__What the task requires__. Copy each line below exactly and leave the pictures out.

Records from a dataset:
* Start *

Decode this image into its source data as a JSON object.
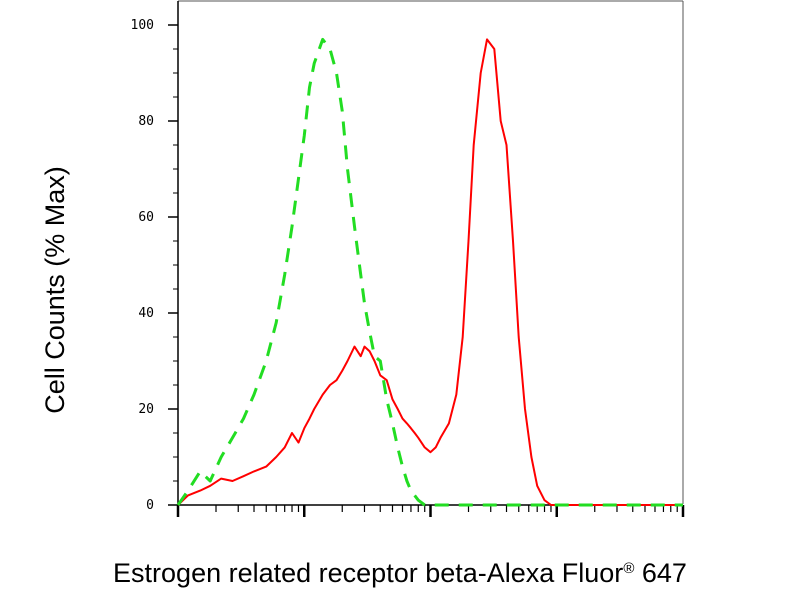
{
  "chart_data": {
    "type": "line",
    "title": "",
    "xlabel": "Estrogen related receptor beta-Alexa Fluor",
    "xlabel_mark": "®",
    "xlabel_suffix": "647",
    "ylabel": "Cell Counts (% Max)",
    "xscale": "log",
    "ylim": [
      0,
      100
    ],
    "xlim": [
      1,
      10000
    ],
    "yticks": [
      0,
      20,
      40,
      60,
      80,
      100
    ],
    "ytick_labels": [
      "0",
      "20",
      "40",
      "60",
      "80",
      "100"
    ],
    "grid": false,
    "legend": "none",
    "series": [
      {
        "color": "#ff0000",
        "style": "solid",
        "x": [
          1,
          1.2,
          1.5,
          1.8,
          2.2,
          2.7,
          3.3,
          4,
          5,
          6,
          7,
          8,
          9,
          10,
          11,
          12,
          14,
          16,
          18,
          20,
          22,
          25,
          28,
          30,
          33,
          36,
          40,
          45,
          50,
          55,
          60,
          65,
          70,
          75,
          80,
          90,
          100,
          110,
          120,
          140,
          160,
          180,
          200,
          220,
          250,
          280,
          320,
          360,
          400,
          450,
          500,
          560,
          630,
          700,
          800,
          900,
          1000,
          1100,
          1200,
          1400,
          1600,
          1800,
          2000,
          2200,
          2500,
          3000,
          4000,
          5000,
          7000,
          10000
        ],
        "y": [
          0,
          2,
          3,
          4,
          5.5,
          5,
          6,
          7,
          8,
          10,
          12,
          15,
          13,
          16,
          18,
          20,
          23,
          25,
          26,
          28,
          30,
          33,
          31,
          33,
          32,
          30,
          27,
          26,
          22,
          20,
          18,
          17,
          16,
          15,
          14,
          12,
          11,
          12,
          14,
          17,
          23,
          35,
          55,
          75,
          90,
          97,
          95,
          80,
          75,
          55,
          35,
          20,
          10,
          4,
          1,
          0,
          0,
          0,
          0,
          0,
          0,
          0,
          0,
          0,
          0,
          0,
          0,
          0,
          0,
          0
        ]
      },
      {
        "color": "#22dd22",
        "style": "dashed",
        "x": [
          1,
          1.2,
          1.5,
          1.8,
          2.2,
          2.7,
          3.3,
          4,
          5,
          6,
          7,
          8,
          9,
          10,
          11,
          12,
          14,
          16,
          18,
          20,
          22,
          25,
          28,
          30,
          33,
          36,
          40,
          45,
          50,
          55,
          60,
          65,
          70,
          80,
          90,
          100,
          120,
          150,
          200,
          300,
          500,
          1000,
          2000,
          5000,
          10000
        ],
        "y": [
          0,
          3,
          7,
          5,
          10,
          14,
          18,
          23,
          30,
          38,
          48,
          58,
          68,
          77,
          87,
          92,
          97,
          95,
          90,
          82,
          70,
          58,
          48,
          42,
          36,
          31,
          30,
          22,
          17,
          12,
          8,
          5,
          3,
          1,
          0,
          0,
          0,
          0,
          0,
          0,
          0,
          0,
          0,
          0,
          0
        ]
      }
    ]
  }
}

* End *

__Exercise output__.
Decode this image into its source data as a JSON object.
{
  "chart_data": {
    "type": "line",
    "title": "",
    "xlabel": "Estrogen related receptor beta-Alexa Fluor",
    "xlabel_mark": "®",
    "xlabel_suffix": "647",
    "ylabel": "Cell Counts (% Max)",
    "xscale": "log",
    "ylim": [
      0,
      100
    ],
    "xlim": [
      1,
      10000
    ],
    "yticks": [
      0,
      20,
      40,
      60,
      80,
      100
    ],
    "ytick_labels": [
      "0",
      "20",
      "40",
      "60",
      "80",
      "100"
    ],
    "grid": false,
    "legend": "none",
    "series": [
      {
        "color": "#ff0000",
        "style": "solid",
        "x": [
          1,
          1.2,
          1.5,
          1.8,
          2.2,
          2.7,
          3.3,
          4,
          5,
          6,
          7,
          8,
          9,
          10,
          11,
          12,
          14,
          16,
          18,
          20,
          22,
          25,
          28,
          30,
          33,
          36,
          40,
          45,
          50,
          55,
          60,
          65,
          70,
          75,
          80,
          90,
          100,
          110,
          120,
          140,
          160,
          180,
          200,
          220,
          250,
          280,
          320,
          360,
          400,
          450,
          500,
          560,
          630,
          700,
          800,
          900,
          1000,
          1100,
          1200,
          1400,
          1600,
          1800,
          2000,
          2200,
          2500,
          3000,
          4000,
          5000,
          7000,
          10000
        ],
        "y": [
          0,
          2,
          3,
          4,
          5.5,
          5,
          6,
          7,
          8,
          10,
          12,
          15,
          13,
          16,
          18,
          20,
          23,
          25,
          26,
          28,
          30,
          33,
          31,
          33,
          32,
          30,
          27,
          26,
          22,
          20,
          18,
          17,
          16,
          15,
          14,
          12,
          11,
          12,
          14,
          17,
          23,
          35,
          55,
          75,
          90,
          97,
          95,
          80,
          75,
          55,
          35,
          20,
          10,
          4,
          1,
          0,
          0,
          0,
          0,
          0,
          0,
          0,
          0,
          0,
          0,
          0,
          0,
          0,
          0,
          0
        ]
      },
      {
        "color": "#22dd22",
        "style": "dashed",
        "x": [
          1,
          1.2,
          1.5,
          1.8,
          2.2,
          2.7,
          3.3,
          4,
          5,
          6,
          7,
          8,
          9,
          10,
          11,
          12,
          14,
          16,
          18,
          20,
          22,
          25,
          28,
          30,
          33,
          36,
          40,
          45,
          50,
          55,
          60,
          65,
          70,
          80,
          90,
          100,
          120,
          150,
          200,
          300,
          500,
          1000,
          2000,
          5000,
          10000
        ],
        "y": [
          0,
          3,
          7,
          5,
          10,
          14,
          18,
          23,
          30,
          38,
          48,
          58,
          68,
          77,
          87,
          92,
          97,
          95,
          90,
          82,
          70,
          58,
          48,
          42,
          36,
          31,
          30,
          22,
          17,
          12,
          8,
          5,
          3,
          1,
          0,
          0,
          0,
          0,
          0,
          0,
          0,
          0,
          0,
          0,
          0
        ]
      }
    ]
  }
}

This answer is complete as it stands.